Material to process:
^^^^

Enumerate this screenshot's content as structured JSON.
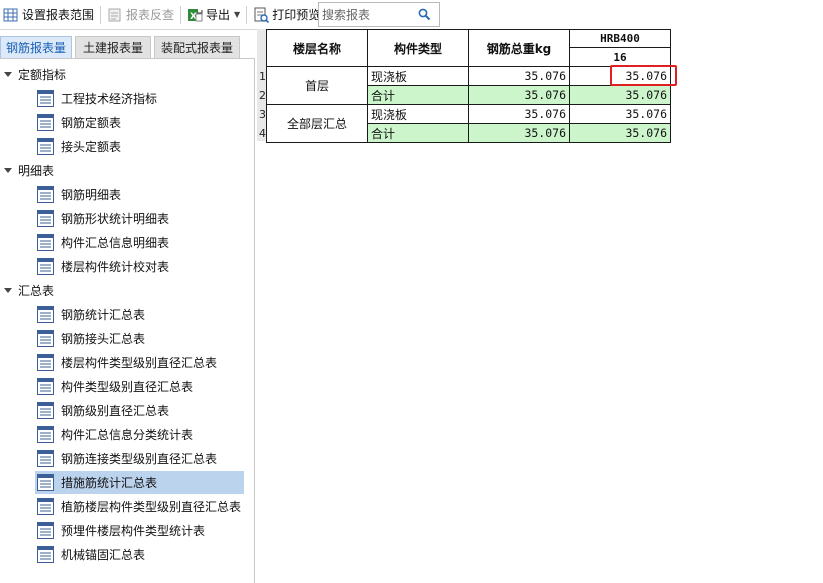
{
  "toolbar": {
    "set_range": "设置报表范围",
    "reverse_check": "报表反查",
    "export": "导出",
    "print_preview": "打印预览",
    "search_placeholder": "搜索报表"
  },
  "tabs": [
    {
      "label": "钢筋报表量",
      "active": true
    },
    {
      "label": "土建报表量",
      "active": false
    },
    {
      "label": "装配式报表量",
      "active": false
    }
  ],
  "tree": {
    "groups": [
      {
        "label": "定额指标",
        "items": [
          "工程技术经济指标",
          "钢筋定额表",
          "接头定额表"
        ]
      },
      {
        "label": "明细表",
        "items": [
          "钢筋明细表",
          "钢筋形状统计明细表",
          "构件汇总信息明细表",
          "楼层构件统计校对表"
        ]
      },
      {
        "label": "汇总表",
        "items": [
          "钢筋统计汇总表",
          "钢筋接头汇总表",
          "楼层构件类型级别直径汇总表",
          "构件类型级别直径汇总表",
          "钢筋级别直径汇总表",
          "构件汇总信息分类统计表",
          "钢筋连接类型级别直径汇总表",
          "措施筋统计汇总表",
          "植筋楼层构件类型级别直径汇总表",
          "预埋件楼层构件类型统计表",
          "机械锚固汇总表"
        ]
      }
    ],
    "selected": "措施筋统计汇总表"
  },
  "report": {
    "headers": {
      "floor": "楼层名称",
      "component": "构件类型",
      "total_weight": "钢筋总重kg",
      "grade": "HRB400",
      "diameter": "16"
    },
    "row_numbers": [
      "1",
      "2",
      "3",
      "4"
    ],
    "rows": [
      {
        "floor": "首层",
        "component": "现浇板",
        "total": "35.076",
        "d16": "35.076"
      },
      {
        "floor": "",
        "component": "合计",
        "total": "35.076",
        "d16": "35.076"
      },
      {
        "floor": "全部层汇总",
        "component": "现浇板",
        "total": "35.076",
        "d16": "35.076"
      },
      {
        "floor": "",
        "component": "合计",
        "total": "35.076",
        "d16": "35.076"
      }
    ]
  },
  "colors": {
    "total_row_bg": "#ccf5cc",
    "selected_item_bg": "#bcd3ee",
    "highlight_border": "#e02020",
    "active_tab_text": "#1a5fb4"
  }
}
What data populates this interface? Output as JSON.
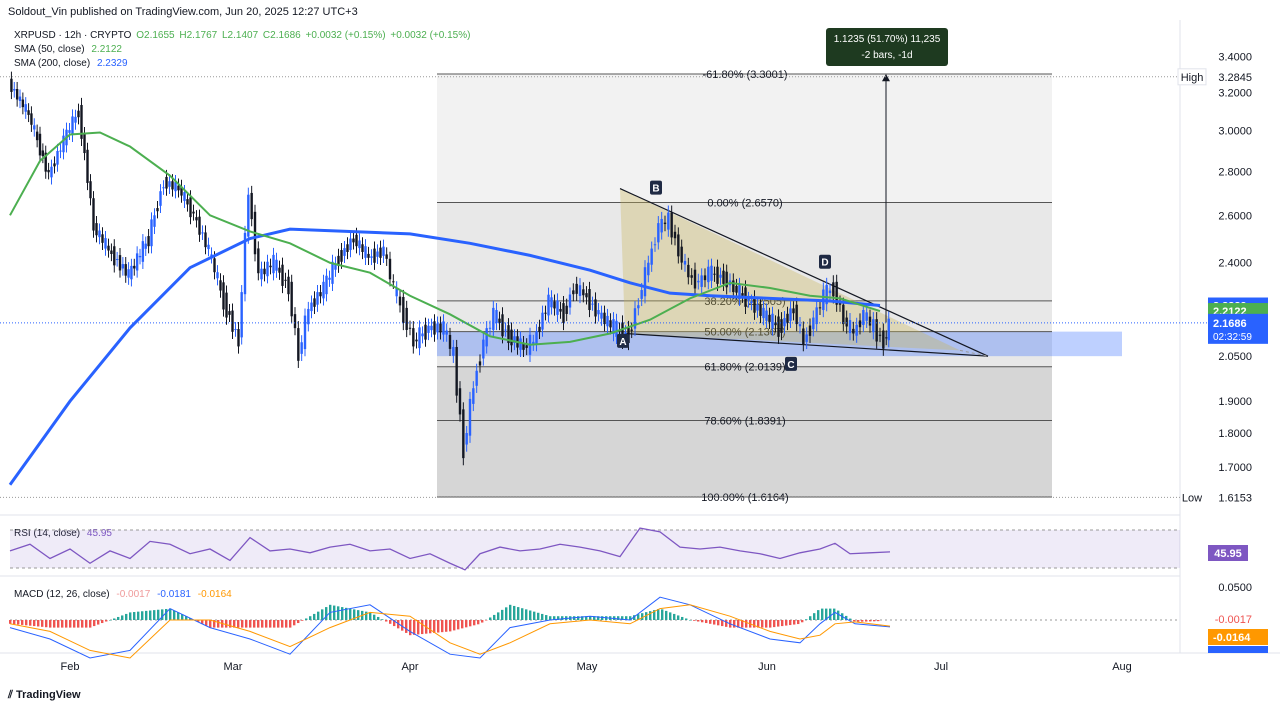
{
  "header": {
    "publisher": "Soldout_Vin published on TradingView.com, Jun 20, 2025 12:27 UTC+3"
  },
  "symbol": {
    "title": "XRPUSD · 12h · CRYPTO",
    "open": "O2.1655",
    "high": "H2.1767",
    "low": "L2.1407",
    "close": "C2.1686",
    "change": "+0.0032 (+0.15%)",
    "change2": "+0.0032 (+0.15%)"
  },
  "indicators": {
    "sma50": {
      "label": "SMA (50, close)",
      "value": "2.2122",
      "color": "#4caf50"
    },
    "sma200": {
      "label": "SMA (200, close)",
      "value": "2.2329",
      "color": "#2962ff"
    },
    "rsi": {
      "label": "RSI (14, close)",
      "value": "45.95"
    },
    "macd": {
      "label": "MACD (12, 26, close)",
      "v1": "-0.0017",
      "v2": "-0.0181",
      "v3": "-0.0164"
    }
  },
  "measure_box": {
    "line1": "1.1235 (51.70%) 11,235",
    "line2": "-2 bars, -1d"
  },
  "price_axis": {
    "ticks": [
      "3.4000",
      "3.2000",
      "3.0000",
      "2.8000",
      "2.6000",
      "2.4000",
      "2.0500",
      "1.9000",
      "1.8000",
      "1.7000"
    ],
    "high_label": "High",
    "high_value": "3.2845",
    "low_label": "Low",
    "low_value": "1.6153",
    "sma200_tag": "2.2329",
    "sma50_tag": "2.2122",
    "price_tag": "2.1686",
    "countdown": "02:32:59",
    "rsi_tag": "45.95",
    "macd_ticks": [
      "0.0500"
    ],
    "macd_tag1": "-0.0017",
    "macd_tag2": "-0.0164"
  },
  "time_axis": [
    "Feb",
    "Mar",
    "Apr",
    "May",
    "Jun",
    "Jul",
    "Aug"
  ],
  "fib_levels": [
    {
      "label": "-61.80% (3.3001)"
    },
    {
      "label": "0.00% (2.6570)"
    },
    {
      "label": "38.20% (2.2505)"
    },
    {
      "label": "50.00% (2.1367)"
    },
    {
      "label": "61.80% (2.0139)"
    },
    {
      "label": "78.60% (1.8391)"
    },
    {
      "label": "100.00% (1.6164)"
    }
  ],
  "pattern_points": [
    "A",
    "B",
    "C",
    "D"
  ],
  "colors": {
    "sma50": "#4caf50",
    "sma200": "#2962ff",
    "up": "#2962ff",
    "down": "#131722",
    "rsi": "#7e57c2",
    "macd": "#2962ff",
    "signal": "#ff9800",
    "hist_pos": "#26a69a",
    "hist_neg": "#ef5350"
  },
  "footer": {
    "brand": "TradingView"
  },
  "chart_data": {
    "type": "candlestick",
    "symbol": "XRPUSD",
    "timeframe": "12h",
    "ylim": [
      1.55,
      3.45
    ],
    "y_log_scale": true,
    "x_ticks": [
      "Feb",
      "Mar",
      "Apr",
      "May",
      "Jun",
      "Jul",
      "Aug"
    ],
    "high": 3.2845,
    "low": 1.6153,
    "last_close": 2.1686,
    "fibonacci": [
      {
        "level": "-61.80%",
        "price": 3.3001
      },
      {
        "level": "0.00%",
        "price": 2.657
      },
      {
        "level": "38.20%",
        "price": 2.2505
      },
      {
        "level": "50.00%",
        "price": 2.1367
      },
      {
        "level": "61.80%",
        "price": 2.0139
      },
      {
        "level": "78.60%",
        "price": 1.8391
      },
      {
        "level": "100.00%",
        "price": 1.6164
      }
    ],
    "series": [
      {
        "name": "SMA (50, close)",
        "last": 2.2122
      },
      {
        "name": "SMA (200, close)",
        "last": 2.2329
      }
    ],
    "price_path": [
      [
        0,
        3.25
      ],
      [
        20,
        3.08
      ],
      [
        40,
        2.78
      ],
      [
        55,
        2.95
      ],
      [
        70,
        3.1
      ],
      [
        85,
        2.55
      ],
      [
        100,
        2.45
      ],
      [
        120,
        2.35
      ],
      [
        140,
        2.5
      ],
      [
        155,
        2.75
      ],
      [
        170,
        2.72
      ],
      [
        185,
        2.6
      ],
      [
        200,
        2.45
      ],
      [
        215,
        2.25
      ],
      [
        230,
        2.1
      ],
      [
        240,
        2.7
      ],
      [
        250,
        2.35
      ],
      [
        265,
        2.4
      ],
      [
        280,
        2.3
      ],
      [
        290,
        2.05
      ],
      [
        300,
        2.22
      ],
      [
        315,
        2.3
      ],
      [
        330,
        2.42
      ],
      [
        345,
        2.5
      ],
      [
        360,
        2.42
      ],
      [
        375,
        2.45
      ],
      [
        385,
        2.3
      ],
      [
        395,
        2.2
      ],
      [
        405,
        2.1
      ],
      [
        420,
        2.15
      ],
      [
        435,
        2.15
      ],
      [
        445,
        2.05
      ],
      [
        455,
        1.75
      ],
      [
        465,
        1.95
      ],
      [
        475,
        2.1
      ],
      [
        485,
        2.2
      ],
      [
        500,
        2.12
      ],
      [
        515,
        2.08
      ],
      [
        525,
        2.1
      ],
      [
        540,
        2.25
      ],
      [
        555,
        2.2
      ],
      [
        565,
        2.3
      ],
      [
        575,
        2.28
      ],
      [
        590,
        2.2
      ],
      [
        605,
        2.15
      ],
      [
        620,
        2.12
      ],
      [
        630,
        2.25
      ],
      [
        640,
        2.4
      ],
      [
        650,
        2.55
      ],
      [
        660,
        2.58
      ],
      [
        670,
        2.45
      ],
      [
        680,
        2.35
      ],
      [
        690,
        2.32
      ],
      [
        700,
        2.36
      ],
      [
        715,
        2.34
      ],
      [
        725,
        2.3
      ],
      [
        740,
        2.25
      ],
      [
        755,
        2.2
      ],
      [
        770,
        2.15
      ],
      [
        785,
        2.22
      ],
      [
        795,
        2.1
      ],
      [
        805,
        2.18
      ],
      [
        815,
        2.27
      ],
      [
        825,
        2.3
      ],
      [
        835,
        2.18
      ],
      [
        845,
        2.13
      ],
      [
        855,
        2.2
      ],
      [
        865,
        2.15
      ],
      [
        875,
        2.1
      ],
      [
        880,
        2.16
      ]
    ],
    "rsi_path": [
      [
        0,
        48
      ],
      [
        20,
        55
      ],
      [
        40,
        40
      ],
      [
        60,
        50
      ],
      [
        80,
        35
      ],
      [
        100,
        48
      ],
      [
        120,
        40
      ],
      [
        140,
        58
      ],
      [
        160,
        55
      ],
      [
        180,
        45
      ],
      [
        200,
        50
      ],
      [
        220,
        38
      ],
      [
        240,
        62
      ],
      [
        260,
        48
      ],
      [
        280,
        50
      ],
      [
        300,
        46
      ],
      [
        320,
        52
      ],
      [
        340,
        55
      ],
      [
        360,
        48
      ],
      [
        380,
        50
      ],
      [
        400,
        40
      ],
      [
        420,
        45
      ],
      [
        440,
        35
      ],
      [
        455,
        28
      ],
      [
        470,
        45
      ],
      [
        490,
        52
      ],
      [
        510,
        48
      ],
      [
        530,
        50
      ],
      [
        550,
        55
      ],
      [
        570,
        52
      ],
      [
        590,
        48
      ],
      [
        610,
        42
      ],
      [
        630,
        72
      ],
      [
        650,
        68
      ],
      [
        670,
        52
      ],
      [
        690,
        50
      ],
      [
        710,
        52
      ],
      [
        730,
        48
      ],
      [
        750,
        45
      ],
      [
        770,
        40
      ],
      [
        790,
        46
      ],
      [
        810,
        50
      ],
      [
        825,
        56
      ],
      [
        840,
        45
      ],
      [
        860,
        46
      ],
      [
        880,
        47
      ]
    ],
    "macd_path": [
      [
        0,
        -0.02
      ],
      [
        40,
        -0.05
      ],
      [
        80,
        -0.1
      ],
      [
        120,
        -0.08
      ],
      [
        160,
        0.03
      ],
      [
        200,
        -0.02
      ],
      [
        240,
        -0.05
      ],
      [
        280,
        -0.09
      ],
      [
        320,
        0.02
      ],
      [
        360,
        0.04
      ],
      [
        400,
        -0.03
      ],
      [
        440,
        -0.09
      ],
      [
        470,
        -0.1
      ],
      [
        500,
        -0.02
      ],
      [
        540,
        0.0
      ],
      [
        580,
        0.01
      ],
      [
        620,
        0.0
      ],
      [
        650,
        0.06
      ],
      [
        680,
        0.04
      ],
      [
        720,
        -0.01
      ],
      [
        760,
        -0.05
      ],
      [
        790,
        -0.06
      ],
      [
        810,
        -0.01
      ],
      [
        825,
        0.02
      ],
      [
        845,
        -0.01
      ],
      [
        880,
        -0.018
      ]
    ],
    "signal_path": [
      [
        0,
        -0.01
      ],
      [
        40,
        -0.03
      ],
      [
        80,
        -0.08
      ],
      [
        120,
        -0.1
      ],
      [
        160,
        0.0
      ],
      [
        200,
        0.0
      ],
      [
        240,
        -0.03
      ],
      [
        280,
        -0.07
      ],
      [
        320,
        -0.02
      ],
      [
        360,
        0.02
      ],
      [
        400,
        0.01
      ],
      [
        440,
        -0.06
      ],
      [
        470,
        -0.09
      ],
      [
        500,
        -0.06
      ],
      [
        540,
        -0.01
      ],
      [
        580,
        0.0
      ],
      [
        620,
        -0.01
      ],
      [
        650,
        0.03
      ],
      [
        680,
        0.04
      ],
      [
        720,
        0.01
      ],
      [
        760,
        -0.03
      ],
      [
        790,
        -0.05
      ],
      [
        810,
        -0.04
      ],
      [
        825,
        -0.01
      ],
      [
        845,
        -0.005
      ],
      [
        880,
        -0.016
      ]
    ]
  }
}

^^^^

Job: Pick out and copy every line that contains the word "JSON".

The reply:
Enumerate this screenshot's content as structured JSON.
What data populates this interface? Output as JSON.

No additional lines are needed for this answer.